PROMPT —
All records should be reproduced verbatim.

-- BEGIN EXERCISE INPUT --

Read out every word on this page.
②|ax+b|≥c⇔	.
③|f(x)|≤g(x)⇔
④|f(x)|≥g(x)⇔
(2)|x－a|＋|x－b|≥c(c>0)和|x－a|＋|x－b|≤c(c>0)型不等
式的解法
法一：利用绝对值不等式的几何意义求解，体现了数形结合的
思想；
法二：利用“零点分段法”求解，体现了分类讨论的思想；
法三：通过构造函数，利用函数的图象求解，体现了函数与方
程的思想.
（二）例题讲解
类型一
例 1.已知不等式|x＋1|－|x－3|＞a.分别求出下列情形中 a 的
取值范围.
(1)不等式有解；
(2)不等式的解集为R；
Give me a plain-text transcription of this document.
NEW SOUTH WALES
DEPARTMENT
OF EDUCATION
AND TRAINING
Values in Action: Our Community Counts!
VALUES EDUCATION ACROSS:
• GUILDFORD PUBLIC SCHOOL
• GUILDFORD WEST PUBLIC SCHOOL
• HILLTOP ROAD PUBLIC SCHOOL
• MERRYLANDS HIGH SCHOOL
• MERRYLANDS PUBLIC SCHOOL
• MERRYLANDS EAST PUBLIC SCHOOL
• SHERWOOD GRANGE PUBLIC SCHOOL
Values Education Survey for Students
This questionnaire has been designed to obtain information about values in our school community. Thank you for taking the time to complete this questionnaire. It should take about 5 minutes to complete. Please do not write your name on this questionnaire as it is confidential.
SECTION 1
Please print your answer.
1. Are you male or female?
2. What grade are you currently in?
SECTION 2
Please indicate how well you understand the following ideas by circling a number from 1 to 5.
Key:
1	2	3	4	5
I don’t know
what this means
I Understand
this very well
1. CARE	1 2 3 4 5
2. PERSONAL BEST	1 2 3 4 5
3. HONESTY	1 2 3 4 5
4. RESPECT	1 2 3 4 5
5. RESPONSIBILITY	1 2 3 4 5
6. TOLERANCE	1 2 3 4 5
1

-- END EXERCISE INPUT --

EXERCISE ANSWER —
Read out every word on this page.
②|ax+b|≥c⇔	.
③|f(x)|≤g(x)⇔
④|f(x)|≥g(x)⇔
(2)|x－a|＋|x－b|≥c(c>0)和|x－a|＋|x－b|≤c(c>0)型不等
式的解法
法一：利用绝对值不等式的几何意义求解，体现了数形结合的
思想；
法二：利用“零点分段法”求解，体现了分类讨论的思想；
法三：通过构造函数，利用函数的图象求解，体现了函数与方
程的思想.
（二）例题讲解
类型一
例 1.已知不等式|x＋1|－|x－3|＞a.分别求出下列情形中 a 的
取值范围.
(1)不等式有解；
(2)不等式的解集为R；
Give me a plain-text transcription of this document.
NEW SOUTH WALES
DEPARTMENT
OF EDUCATION
AND TRAINING
Values in Action: Our Community Counts!
VALUES EDUCATION ACROSS:
• GUILDFORD PUBLIC SCHOOL
• GUILDFORD WEST PUBLIC SCHOOL
• HILLTOP ROAD PUBLIC SCHOOL
• MERRYLANDS HIGH SCHOOL
• MERRYLANDS PUBLIC SCHOOL
• MERRYLANDS EAST PUBLIC SCHOOL
• SHERWOOD GRANGE PUBLIC SCHOOL
Values Education Survey for Students
This questionnaire has been designed to obtain information about values in our school community. Thank you for taking the time to complete this questionnaire. It should take about 5 minutes to complete. Please do not write your name on this questionnaire as it is confidential.
SECTION 1
Please print your answer.
1. Are you male or female?
2. What grade are you currently in?
SECTION 2
Please indicate how well you understand the following ideas by circling a number from 1 to 5.
Key:
1	2	3	4	5
I don’t know
what this means
I Understand
this very well
1. CARE	1 2 3 4 5
2. PERSONAL BEST	1 2 3 4 5
3. HONESTY	1 2 3 4 5
4. RESPECT	1 2 3 4 5
5. RESPONSIBILITY	1 2 3 4 5
6. TOLERANCE	1 2 3 4 5
1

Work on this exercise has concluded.